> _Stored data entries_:
[START]
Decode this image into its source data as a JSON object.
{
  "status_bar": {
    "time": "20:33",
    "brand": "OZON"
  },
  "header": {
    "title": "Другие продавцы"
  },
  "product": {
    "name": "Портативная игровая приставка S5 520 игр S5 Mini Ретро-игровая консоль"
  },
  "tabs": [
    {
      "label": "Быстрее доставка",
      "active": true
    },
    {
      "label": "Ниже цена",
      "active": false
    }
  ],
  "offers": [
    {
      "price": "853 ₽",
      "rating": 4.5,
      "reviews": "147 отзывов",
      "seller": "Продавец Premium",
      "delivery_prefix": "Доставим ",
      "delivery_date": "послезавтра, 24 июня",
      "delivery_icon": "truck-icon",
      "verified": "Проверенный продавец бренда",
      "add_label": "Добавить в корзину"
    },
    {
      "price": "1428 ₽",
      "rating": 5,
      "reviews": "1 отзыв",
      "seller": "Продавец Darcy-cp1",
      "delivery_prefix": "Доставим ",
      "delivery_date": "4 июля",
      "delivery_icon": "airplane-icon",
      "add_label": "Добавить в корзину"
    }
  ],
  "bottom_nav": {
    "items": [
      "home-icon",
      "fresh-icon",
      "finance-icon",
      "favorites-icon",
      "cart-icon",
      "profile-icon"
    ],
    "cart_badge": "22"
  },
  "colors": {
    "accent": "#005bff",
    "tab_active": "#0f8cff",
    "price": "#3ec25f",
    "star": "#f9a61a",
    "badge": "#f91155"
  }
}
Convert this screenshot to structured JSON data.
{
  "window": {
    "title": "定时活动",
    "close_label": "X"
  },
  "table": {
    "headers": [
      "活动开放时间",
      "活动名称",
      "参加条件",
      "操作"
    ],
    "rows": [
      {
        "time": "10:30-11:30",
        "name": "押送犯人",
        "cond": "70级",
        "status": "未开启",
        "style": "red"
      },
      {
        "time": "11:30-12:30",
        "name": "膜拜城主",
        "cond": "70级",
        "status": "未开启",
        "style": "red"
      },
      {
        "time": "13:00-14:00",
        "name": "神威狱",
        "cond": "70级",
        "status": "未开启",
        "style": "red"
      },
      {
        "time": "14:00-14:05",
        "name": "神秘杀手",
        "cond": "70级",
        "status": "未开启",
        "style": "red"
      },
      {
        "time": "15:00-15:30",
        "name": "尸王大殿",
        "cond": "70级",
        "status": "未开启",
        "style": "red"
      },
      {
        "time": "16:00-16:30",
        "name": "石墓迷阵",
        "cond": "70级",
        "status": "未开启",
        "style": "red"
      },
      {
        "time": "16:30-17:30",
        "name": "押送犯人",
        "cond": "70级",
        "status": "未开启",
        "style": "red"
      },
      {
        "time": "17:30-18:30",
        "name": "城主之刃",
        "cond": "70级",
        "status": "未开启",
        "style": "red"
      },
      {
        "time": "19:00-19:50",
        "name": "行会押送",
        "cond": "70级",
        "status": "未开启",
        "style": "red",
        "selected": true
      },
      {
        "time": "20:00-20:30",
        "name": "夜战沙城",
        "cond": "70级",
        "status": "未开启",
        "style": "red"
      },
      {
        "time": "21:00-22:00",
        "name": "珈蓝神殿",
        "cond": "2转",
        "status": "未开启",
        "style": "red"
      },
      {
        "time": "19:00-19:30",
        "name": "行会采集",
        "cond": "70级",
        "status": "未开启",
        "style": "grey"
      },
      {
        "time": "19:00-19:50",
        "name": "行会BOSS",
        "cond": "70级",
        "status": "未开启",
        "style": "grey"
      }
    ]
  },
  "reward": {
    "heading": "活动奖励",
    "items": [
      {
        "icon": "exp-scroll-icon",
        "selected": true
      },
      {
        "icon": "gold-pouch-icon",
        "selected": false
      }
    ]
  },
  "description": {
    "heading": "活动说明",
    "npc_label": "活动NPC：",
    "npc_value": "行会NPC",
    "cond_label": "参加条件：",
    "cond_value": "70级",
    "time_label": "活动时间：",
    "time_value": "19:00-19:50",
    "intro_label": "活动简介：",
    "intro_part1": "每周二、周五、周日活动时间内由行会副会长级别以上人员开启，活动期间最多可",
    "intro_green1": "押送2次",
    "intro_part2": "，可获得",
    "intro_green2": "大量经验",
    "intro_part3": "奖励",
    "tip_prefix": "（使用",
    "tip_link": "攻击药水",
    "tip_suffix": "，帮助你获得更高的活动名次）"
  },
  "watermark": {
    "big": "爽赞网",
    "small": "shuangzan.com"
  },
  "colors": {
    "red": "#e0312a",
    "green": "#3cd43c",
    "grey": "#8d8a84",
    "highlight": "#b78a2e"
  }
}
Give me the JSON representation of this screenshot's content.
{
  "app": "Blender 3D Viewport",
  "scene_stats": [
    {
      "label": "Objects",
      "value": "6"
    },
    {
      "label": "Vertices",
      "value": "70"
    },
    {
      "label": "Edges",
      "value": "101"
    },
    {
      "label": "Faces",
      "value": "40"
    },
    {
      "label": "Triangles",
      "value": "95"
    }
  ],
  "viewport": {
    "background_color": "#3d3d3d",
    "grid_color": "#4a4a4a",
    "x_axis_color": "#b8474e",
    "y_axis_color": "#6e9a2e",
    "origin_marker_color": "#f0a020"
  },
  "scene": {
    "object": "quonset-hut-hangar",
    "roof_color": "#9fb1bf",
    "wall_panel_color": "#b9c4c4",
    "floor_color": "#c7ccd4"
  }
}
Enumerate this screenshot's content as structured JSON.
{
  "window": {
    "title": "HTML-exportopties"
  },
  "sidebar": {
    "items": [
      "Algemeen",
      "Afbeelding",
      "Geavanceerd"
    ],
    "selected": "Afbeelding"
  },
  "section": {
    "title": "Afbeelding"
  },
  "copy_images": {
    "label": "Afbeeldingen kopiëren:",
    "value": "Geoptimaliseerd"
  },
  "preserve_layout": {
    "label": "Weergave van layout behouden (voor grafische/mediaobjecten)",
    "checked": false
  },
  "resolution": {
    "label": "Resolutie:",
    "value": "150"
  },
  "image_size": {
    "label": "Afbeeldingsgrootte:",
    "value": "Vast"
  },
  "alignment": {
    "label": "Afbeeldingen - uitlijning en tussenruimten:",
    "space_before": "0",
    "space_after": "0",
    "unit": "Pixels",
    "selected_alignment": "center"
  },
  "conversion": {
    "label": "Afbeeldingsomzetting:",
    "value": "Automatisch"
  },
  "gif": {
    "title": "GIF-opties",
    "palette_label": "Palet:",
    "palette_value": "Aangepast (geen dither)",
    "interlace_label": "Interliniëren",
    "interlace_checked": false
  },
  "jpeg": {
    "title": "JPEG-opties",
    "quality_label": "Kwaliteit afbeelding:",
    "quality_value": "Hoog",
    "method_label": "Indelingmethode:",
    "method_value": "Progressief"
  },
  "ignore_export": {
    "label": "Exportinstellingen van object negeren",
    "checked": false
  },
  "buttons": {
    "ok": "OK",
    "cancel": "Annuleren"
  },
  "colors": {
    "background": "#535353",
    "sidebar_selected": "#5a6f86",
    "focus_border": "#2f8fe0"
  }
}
[END]
> _REQUIREMENTS_: Output all records verbatim.

> _RESULT OF THIS EXERCISE_:
Decode this image into its source data as a JSON object.
{
  "status_bar": {
    "time": "20:33",
    "brand": "OZON"
  },
  "header": {
    "title": "Другие продавцы"
  },
  "product": {
    "name": "Портативная игровая приставка S5 520 игр S5 Mini Ретро-игровая консоль"
  },
  "tabs": [
    {
      "label": "Быстрее доставка",
      "active": true
    },
    {
      "label": "Ниже цена",
      "active": false
    }
  ],
  "offers": [
    {
      "price": "853 ₽",
      "rating": 4.5,
      "reviews": "147 отзывов",
      "seller": "Продавец Premium",
      "delivery_prefix": "Доставим ",
      "delivery_date": "послезавтра, 24 июня",
      "delivery_icon": "truck-icon",
      "verified": "Проверенный продавец бренда",
      "add_label": "Добавить в корзину"
    },
    {
      "price": "1428 ₽",
      "rating": 5,
      "reviews": "1 отзыв",
      "seller": "Продавец Darcy-cp1",
      "delivery_prefix": "Доставим ",
      "delivery_date": "4 июля",
      "delivery_icon": "airplane-icon",
      "add_label": "Добавить в корзину"
    }
  ],
  "bottom_nav": {
    "items": [
      "home-icon",
      "fresh-icon",
      "finance-icon",
      "favorites-icon",
      "cart-icon",
      "profile-icon"
    ],
    "cart_badge": "22"
  },
  "colors": {
    "accent": "#005bff",
    "tab_active": "#0f8cff",
    "price": "#3ec25f",
    "star": "#f9a61a",
    "badge": "#f91155"
  }
}
Convert this screenshot to structured JSON data.
{
  "window": {
    "title": "定时活动",
    "close_label": "X"
  },
  "table": {
    "headers": [
      "活动开放时间",
      "活动名称",
      "参加条件",
      "操作"
    ],
    "rows": [
      {
        "time": "10:30-11:30",
        "name": "押送犯人",
        "cond": "70级",
        "status": "未开启",
        "style": "red"
      },
      {
        "time": "11:30-12:30",
        "name": "膜拜城主",
        "cond": "70级",
        "status": "未开启",
        "style": "red"
      },
      {
        "time": "13:00-14:00",
        "name": "神威狱",
        "cond": "70级",
        "status": "未开启",
        "style": "red"
      },
      {
        "time": "14:00-14:05",
        "name": "神秘杀手",
        "cond": "70级",
        "status": "未开启",
        "style": "red"
      },
      {
        "time": "15:00-15:30",
        "name": "尸王大殿",
        "cond": "70级",
        "status": "未开启",
        "style": "red"
      },
      {
        "time": "16:00-16:30",
        "name": "石墓迷阵",
        "cond": "70级",
        "status": "未开启",
        "style": "red"
      },
      {
        "time": "16:30-17:30",
        "name": "押送犯人",
        "cond": "70级",
        "status": "未开启",
        "style": "red"
      },
      {
        "time": "17:30-18:30",
        "name": "城主之刃",
        "cond": "70级",
        "status": "未开启",
        "style": "red"
      },
      {
        "time": "19:00-19:50",
        "name": "行会押送",
        "cond": "70级",
        "status": "未开启",
        "style": "red",
        "selected": true
      },
      {
        "time": "20:00-20:30",
        "name": "夜战沙城",
        "cond": "70级",
        "status": "未开启",
        "style": "red"
      },
      {
        "time": "21:00-22:00",
        "name": "珈蓝神殿",
        "cond": "2转",
        "status": "未开启",
        "style": "red"
      },
      {
        "time": "19:00-19:30",
        "name": "行会采集",
        "cond": "70级",
        "status": "未开启",
        "style": "grey"
      },
      {
        "time": "19:00-19:50",
        "name": "行会BOSS",
        "cond": "70级",
        "status": "未开启",
        "style": "grey"
      }
    ]
  },
  "reward": {
    "heading": "活动奖励",
    "items": [
      {
        "icon": "exp-scroll-icon",
        "selected": true
      },
      {
        "icon": "gold-pouch-icon",
        "selected": false
      }
    ]
  },
  "description": {
    "heading": "活动说明",
    "npc_label": "活动NPC：",
    "npc_value": "行会NPC",
    "cond_label": "参加条件：",
    "cond_value": "70级",
    "time_label": "活动时间：",
    "time_value": "19:00-19:50",
    "intro_label": "活动简介：",
    "intro_part1": "每周二、周五、周日活动时间内由行会副会长级别以上人员开启，活动期间最多可",
    "intro_green1": "押送2次",
    "intro_part2": "，可获得",
    "intro_green2": "大量经验",
    "intro_part3": "奖励",
    "tip_prefix": "（使用",
    "tip_link": "攻击药水",
    "tip_suffix": "，帮助你获得更高的活动名次）"
  },
  "watermark": {
    "big": "爽赞网",
    "small": "shuangzan.com"
  },
  "colors": {
    "red": "#e0312a",
    "green": "#3cd43c",
    "grey": "#8d8a84",
    "highlight": "#b78a2e"
  }
}
Give me the JSON representation of this screenshot's content.
{
  "app": "Blender 3D Viewport",
  "scene_stats": [
    {
      "label": "Objects",
      "value": "6"
    },
    {
      "label": "Vertices",
      "value": "70"
    },
    {
      "label": "Edges",
      "value": "101"
    },
    {
      "label": "Faces",
      "value": "40"
    },
    {
      "label": "Triangles",
      "value": "95"
    }
  ],
  "viewport": {
    "background_color": "#3d3d3d",
    "grid_color": "#4a4a4a",
    "x_axis_color": "#b8474e",
    "y_axis_color": "#6e9a2e",
    "origin_marker_color": "#f0a020"
  },
  "scene": {
    "object": "quonset-hut-hangar",
    "roof_color": "#9fb1bf",
    "wall_panel_color": "#b9c4c4",
    "floor_color": "#c7ccd4"
  }
}
Enumerate this screenshot's content as structured JSON.
{
  "window": {
    "title": "HTML-exportopties"
  },
  "sidebar": {
    "items": [
      "Algemeen",
      "Afbeelding",
      "Geavanceerd"
    ],
    "selected": "Afbeelding"
  },
  "section": {
    "title": "Afbeelding"
  },
  "copy_images": {
    "label": "Afbeeldingen kopiëren:",
    "value": "Geoptimaliseerd"
  },
  "preserve_layout": {
    "label": "Weergave van layout behouden (voor grafische/mediaobjecten)",
    "checked": false
  },
  "resolution": {
    "label": "Resolutie:",
    "value": "150"
  },
  "image_size": {
    "label": "Afbeeldingsgrootte:",
    "value": "Vast"
  },
  "alignment": {
    "label": "Afbeeldingen - uitlijning en tussenruimten:",
    "space_before": "0",
    "space_after": "0",
    "unit": "Pixels",
    "selected_alignment": "center"
  },
  "conversion": {
    "label": "Afbeeldingsomzetting:",
    "value": "Automatisch"
  },
  "gif": {
    "title": "GIF-opties",
    "palette_label": "Palet:",
    "palette_value": "Aangepast (geen dither)",
    "interlace_label": "Interliniëren",
    "interlace_checked": false
  },
  "jpeg": {
    "title": "JPEG-opties",
    "quality_label": "Kwaliteit afbeelding:",
    "quality_value": "Hoog",
    "method_label": "Indelingmethode:",
    "method_value": "Progressief"
  },
  "ignore_export": {
    "label": "Exportinstellingen van object negeren",
    "checked": false
  },
  "buttons": {
    "ok": "OK",
    "cancel": "Annuleren"
  },
  "colors": {
    "background": "#535353",
    "sidebar_selected": "#5a6f86",
    "focus_border": "#2f8fe0"
  }
}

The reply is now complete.